[Element box rows]
++++

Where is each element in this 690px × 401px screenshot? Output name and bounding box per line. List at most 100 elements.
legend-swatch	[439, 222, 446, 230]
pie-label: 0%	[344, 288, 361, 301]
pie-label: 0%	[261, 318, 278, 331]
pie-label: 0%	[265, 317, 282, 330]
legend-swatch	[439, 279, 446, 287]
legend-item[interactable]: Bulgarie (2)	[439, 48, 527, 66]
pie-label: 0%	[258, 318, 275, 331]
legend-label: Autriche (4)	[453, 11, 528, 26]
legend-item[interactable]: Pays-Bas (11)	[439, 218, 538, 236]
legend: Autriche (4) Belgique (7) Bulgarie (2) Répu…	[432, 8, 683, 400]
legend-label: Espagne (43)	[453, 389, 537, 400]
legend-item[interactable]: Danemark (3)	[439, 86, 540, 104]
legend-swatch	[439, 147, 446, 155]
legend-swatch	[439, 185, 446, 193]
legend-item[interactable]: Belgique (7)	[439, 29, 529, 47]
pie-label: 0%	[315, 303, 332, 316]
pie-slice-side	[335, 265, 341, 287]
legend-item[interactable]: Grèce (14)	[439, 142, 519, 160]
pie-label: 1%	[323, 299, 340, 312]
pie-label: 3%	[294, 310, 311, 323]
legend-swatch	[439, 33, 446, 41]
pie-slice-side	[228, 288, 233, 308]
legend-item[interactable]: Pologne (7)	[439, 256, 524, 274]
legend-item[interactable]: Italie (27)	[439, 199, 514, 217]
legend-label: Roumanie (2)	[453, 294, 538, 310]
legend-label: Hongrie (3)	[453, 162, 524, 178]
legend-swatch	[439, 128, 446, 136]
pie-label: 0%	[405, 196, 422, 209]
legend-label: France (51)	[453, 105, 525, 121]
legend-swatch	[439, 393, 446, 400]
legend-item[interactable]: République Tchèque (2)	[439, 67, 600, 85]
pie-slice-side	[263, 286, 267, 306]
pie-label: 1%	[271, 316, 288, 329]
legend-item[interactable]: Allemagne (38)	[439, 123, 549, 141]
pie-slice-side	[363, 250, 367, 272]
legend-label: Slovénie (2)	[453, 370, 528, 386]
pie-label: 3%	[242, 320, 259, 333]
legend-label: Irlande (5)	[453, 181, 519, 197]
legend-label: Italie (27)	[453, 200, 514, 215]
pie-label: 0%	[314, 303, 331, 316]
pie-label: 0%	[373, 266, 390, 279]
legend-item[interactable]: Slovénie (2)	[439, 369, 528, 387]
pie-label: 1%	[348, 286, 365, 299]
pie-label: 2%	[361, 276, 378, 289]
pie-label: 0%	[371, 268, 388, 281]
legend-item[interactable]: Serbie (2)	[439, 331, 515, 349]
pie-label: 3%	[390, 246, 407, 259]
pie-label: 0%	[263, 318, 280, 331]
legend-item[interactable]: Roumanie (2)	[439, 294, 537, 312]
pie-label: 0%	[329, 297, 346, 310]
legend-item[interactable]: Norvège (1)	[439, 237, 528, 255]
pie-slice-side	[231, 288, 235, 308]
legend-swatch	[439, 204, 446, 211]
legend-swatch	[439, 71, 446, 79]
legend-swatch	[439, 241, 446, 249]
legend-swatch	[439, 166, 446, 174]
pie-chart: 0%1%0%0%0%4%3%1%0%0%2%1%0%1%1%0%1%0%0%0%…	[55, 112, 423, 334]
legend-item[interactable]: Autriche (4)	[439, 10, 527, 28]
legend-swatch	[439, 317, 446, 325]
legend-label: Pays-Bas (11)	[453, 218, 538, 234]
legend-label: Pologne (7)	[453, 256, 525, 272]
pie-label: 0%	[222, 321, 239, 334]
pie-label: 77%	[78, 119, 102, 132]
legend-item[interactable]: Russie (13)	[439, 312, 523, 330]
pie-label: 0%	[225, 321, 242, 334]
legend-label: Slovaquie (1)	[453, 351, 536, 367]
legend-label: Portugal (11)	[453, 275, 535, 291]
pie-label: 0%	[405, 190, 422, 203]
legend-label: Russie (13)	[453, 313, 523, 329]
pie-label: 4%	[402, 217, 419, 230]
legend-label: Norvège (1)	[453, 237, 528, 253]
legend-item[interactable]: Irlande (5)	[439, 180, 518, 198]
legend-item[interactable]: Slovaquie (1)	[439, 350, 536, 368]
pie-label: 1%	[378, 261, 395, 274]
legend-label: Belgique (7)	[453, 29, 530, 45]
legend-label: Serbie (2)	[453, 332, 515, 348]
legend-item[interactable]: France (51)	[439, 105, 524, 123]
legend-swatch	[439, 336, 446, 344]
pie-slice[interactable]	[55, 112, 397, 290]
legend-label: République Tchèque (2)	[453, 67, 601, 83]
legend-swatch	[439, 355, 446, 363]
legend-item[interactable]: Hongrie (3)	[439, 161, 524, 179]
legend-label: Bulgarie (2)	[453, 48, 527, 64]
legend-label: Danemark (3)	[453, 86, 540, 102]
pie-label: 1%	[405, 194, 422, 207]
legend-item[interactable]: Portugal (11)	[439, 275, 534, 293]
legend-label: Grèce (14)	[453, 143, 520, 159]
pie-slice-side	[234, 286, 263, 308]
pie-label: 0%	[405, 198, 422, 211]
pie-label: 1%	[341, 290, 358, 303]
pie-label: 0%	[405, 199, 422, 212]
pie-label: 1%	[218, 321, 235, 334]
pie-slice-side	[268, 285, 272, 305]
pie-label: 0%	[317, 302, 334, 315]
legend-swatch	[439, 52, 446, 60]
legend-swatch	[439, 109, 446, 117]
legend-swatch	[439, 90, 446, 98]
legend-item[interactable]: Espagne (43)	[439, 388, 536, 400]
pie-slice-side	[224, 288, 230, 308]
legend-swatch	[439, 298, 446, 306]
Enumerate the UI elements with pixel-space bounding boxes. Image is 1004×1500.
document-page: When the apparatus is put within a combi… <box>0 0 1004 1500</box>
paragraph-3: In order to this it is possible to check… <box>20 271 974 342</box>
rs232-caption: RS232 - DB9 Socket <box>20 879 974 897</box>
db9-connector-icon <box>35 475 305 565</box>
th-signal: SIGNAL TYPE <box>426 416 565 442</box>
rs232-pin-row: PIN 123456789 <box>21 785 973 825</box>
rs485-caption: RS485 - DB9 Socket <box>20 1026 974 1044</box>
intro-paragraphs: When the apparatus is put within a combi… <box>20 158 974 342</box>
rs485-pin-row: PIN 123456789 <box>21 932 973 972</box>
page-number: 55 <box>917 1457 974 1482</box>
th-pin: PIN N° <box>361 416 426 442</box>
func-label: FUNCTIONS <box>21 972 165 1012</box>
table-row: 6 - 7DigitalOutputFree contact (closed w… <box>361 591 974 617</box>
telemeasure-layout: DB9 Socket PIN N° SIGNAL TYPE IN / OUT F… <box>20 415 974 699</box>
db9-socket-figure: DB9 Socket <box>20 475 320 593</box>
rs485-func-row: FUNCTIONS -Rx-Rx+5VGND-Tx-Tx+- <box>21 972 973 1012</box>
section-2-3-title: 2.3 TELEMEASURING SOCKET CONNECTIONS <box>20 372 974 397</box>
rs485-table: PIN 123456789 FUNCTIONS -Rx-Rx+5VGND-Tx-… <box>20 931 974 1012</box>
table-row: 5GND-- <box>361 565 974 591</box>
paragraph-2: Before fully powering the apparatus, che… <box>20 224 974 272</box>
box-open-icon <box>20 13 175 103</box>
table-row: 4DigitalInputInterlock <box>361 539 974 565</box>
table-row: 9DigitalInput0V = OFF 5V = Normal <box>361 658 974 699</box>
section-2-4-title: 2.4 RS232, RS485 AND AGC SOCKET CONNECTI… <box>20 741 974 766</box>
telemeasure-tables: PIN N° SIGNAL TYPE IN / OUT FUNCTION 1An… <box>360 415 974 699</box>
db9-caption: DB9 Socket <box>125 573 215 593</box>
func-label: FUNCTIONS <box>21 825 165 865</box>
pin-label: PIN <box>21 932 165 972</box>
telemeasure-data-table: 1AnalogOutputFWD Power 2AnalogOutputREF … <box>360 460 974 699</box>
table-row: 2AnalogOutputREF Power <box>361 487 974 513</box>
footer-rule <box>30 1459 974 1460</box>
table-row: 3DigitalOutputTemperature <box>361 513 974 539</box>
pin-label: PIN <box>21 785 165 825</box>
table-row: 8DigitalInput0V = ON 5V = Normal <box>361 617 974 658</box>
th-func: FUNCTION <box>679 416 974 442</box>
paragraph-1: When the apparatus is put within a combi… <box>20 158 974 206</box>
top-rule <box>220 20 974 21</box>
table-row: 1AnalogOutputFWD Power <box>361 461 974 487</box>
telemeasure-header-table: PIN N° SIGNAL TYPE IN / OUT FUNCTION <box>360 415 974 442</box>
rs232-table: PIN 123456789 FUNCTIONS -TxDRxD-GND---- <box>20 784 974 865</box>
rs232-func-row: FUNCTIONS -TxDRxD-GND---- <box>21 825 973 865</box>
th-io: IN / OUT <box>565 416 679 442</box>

++++

◆ The problem: Convert the rows from the start through the line containing "48, 527, 66]" into a Markdown table with the columns Number and Row line, skipping any blank lines.

◆ Exercise answer:
| Number | Row line |
|---|---|
| 1 | Where is each element in this 690px × 401px screenshot? Output name and bounding box per line. List at most 100 elements. |
| 2 | legend-swatch	[439, 222, 446, 230] |
| 3 | pie-label: 0%	[344, 288, 361, 301] |
| 4 | pie-label: 0%	[261, 318, 278, 331] |
| 5 | pie-label: 0%	[265, 317, 282, 330] |
| 6 | legend-swatch	[439, 279, 446, 287] |
| 7 | legend-item[interactable]: Bulgarie (2)	[439, 48, 527, 66] |